▶ **THE EXERCISE**
Leave out the pictures and copy everything else below exactly.
----------
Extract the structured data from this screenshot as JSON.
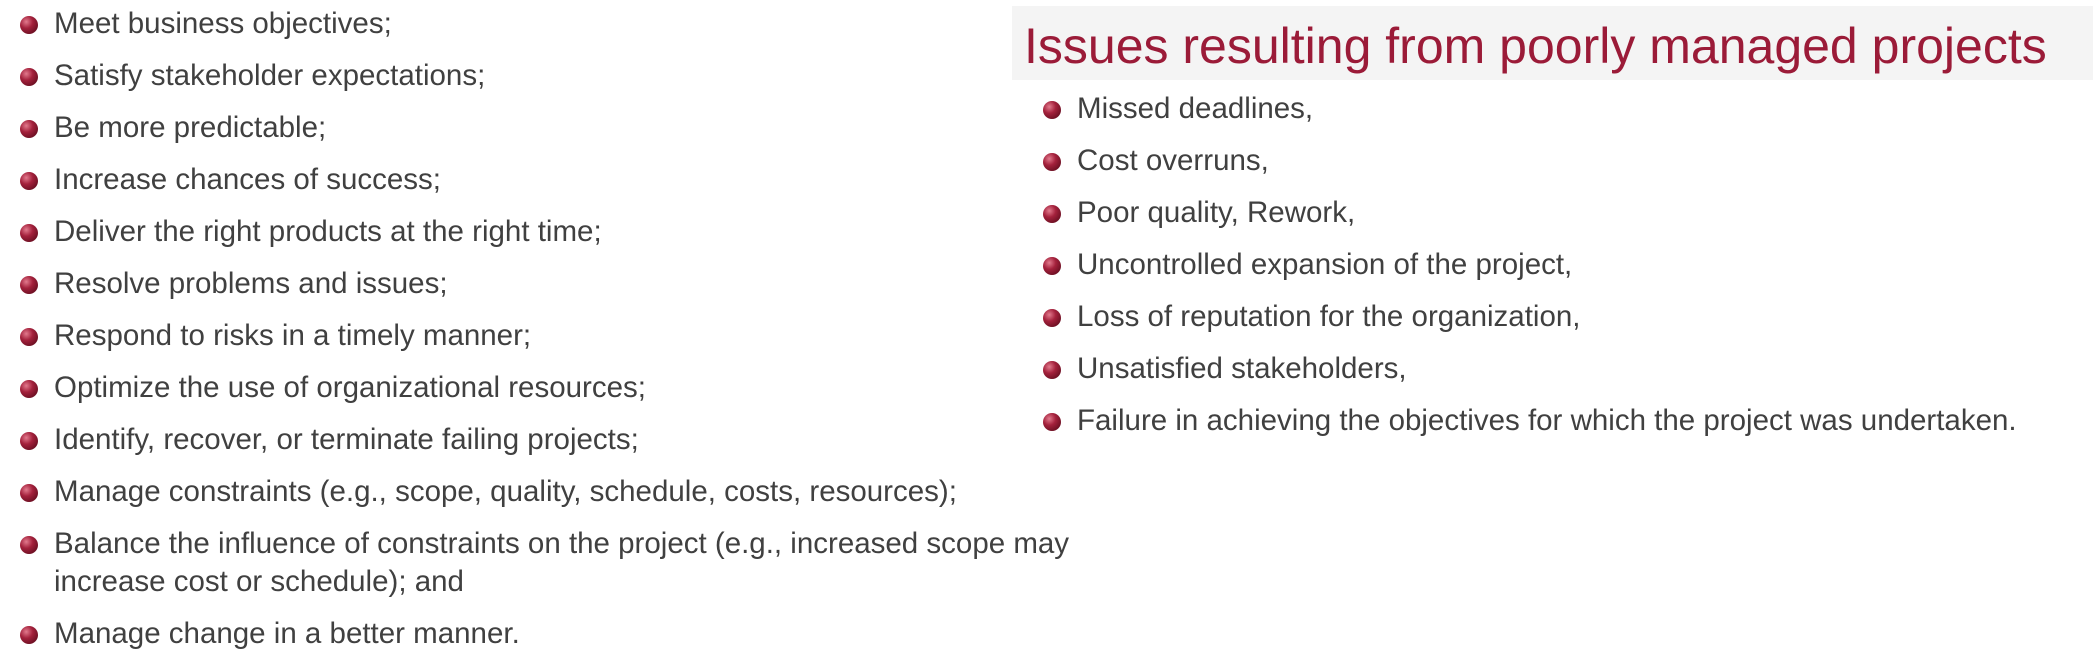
{
  "left_list": [
    "Meet business objectives;",
    "Satisfy stakeholder expectations;",
    "Be more predictable;",
    "Increase chances of success;",
    "Deliver the right products at the right time;",
    "Resolve problems and issues;",
    "Respond to risks in a timely manner;",
    "Optimize the use of organizational resources;",
    "Identify, recover, or terminate failing projects;",
    "Manage constraints (e.g., scope, quality, schedule, costs, resources);",
    "Balance the influence of constraints on the project (e.g., increased scope may increase cost or schedule); and",
    "Manage change in a better manner."
  ],
  "right_section": {
    "title": "Issues resulting from poorly managed projects",
    "items": [
      "Missed deadlines,",
      "Cost overruns,",
      "Poor quality, Rework,",
      "Uncontrolled expansion of the project,",
      "Loss of reputation for the organization,",
      "Unsatisfied stakeholders,",
      "Failure in achieving the objectives for which the project was undertaken."
    ]
  },
  "colors": {
    "title": "#9b1b38",
    "bullet": "#8e1a33",
    "text": "#404040",
    "title_band": "#f4f4f4"
  },
  "icons": {
    "bullet": "ball-bullet-icon"
  }
}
----------
▶ **ANSWER TO THE PROBLEM**
Extract the structured data from this screenshot as JSON.
{
  "left_list": [
    "Meet business objectives;",
    "Satisfy stakeholder expectations;",
    "Be more predictable;",
    "Increase chances of success;",
    "Deliver the right products at the right time;",
    "Resolve problems and issues;",
    "Respond to risks in a timely manner;",
    "Optimize the use of organizational resources;",
    "Identify, recover, or terminate failing projects;",
    "Manage constraints (e.g., scope, quality, schedule, costs, resources);",
    "Balance the influence of constraints on the project (e.g., increased scope may increase cost or schedule); and",
    "Manage change in a better manner."
  ],
  "right_section": {
    "title": "Issues resulting from poorly managed projects",
    "items": [
      "Missed deadlines,",
      "Cost overruns,",
      "Poor quality, Rework,",
      "Uncontrolled expansion of the project,",
      "Loss of reputation for the organization,",
      "Unsatisfied stakeholders,",
      "Failure in achieving the objectives for which the project was undertaken."
    ]
  },
  "colors": {
    "title": "#9b1b38",
    "bullet": "#8e1a33",
    "text": "#404040",
    "title_band": "#f4f4f4"
  },
  "icons": {
    "bullet": "ball-bullet-icon"
  }
}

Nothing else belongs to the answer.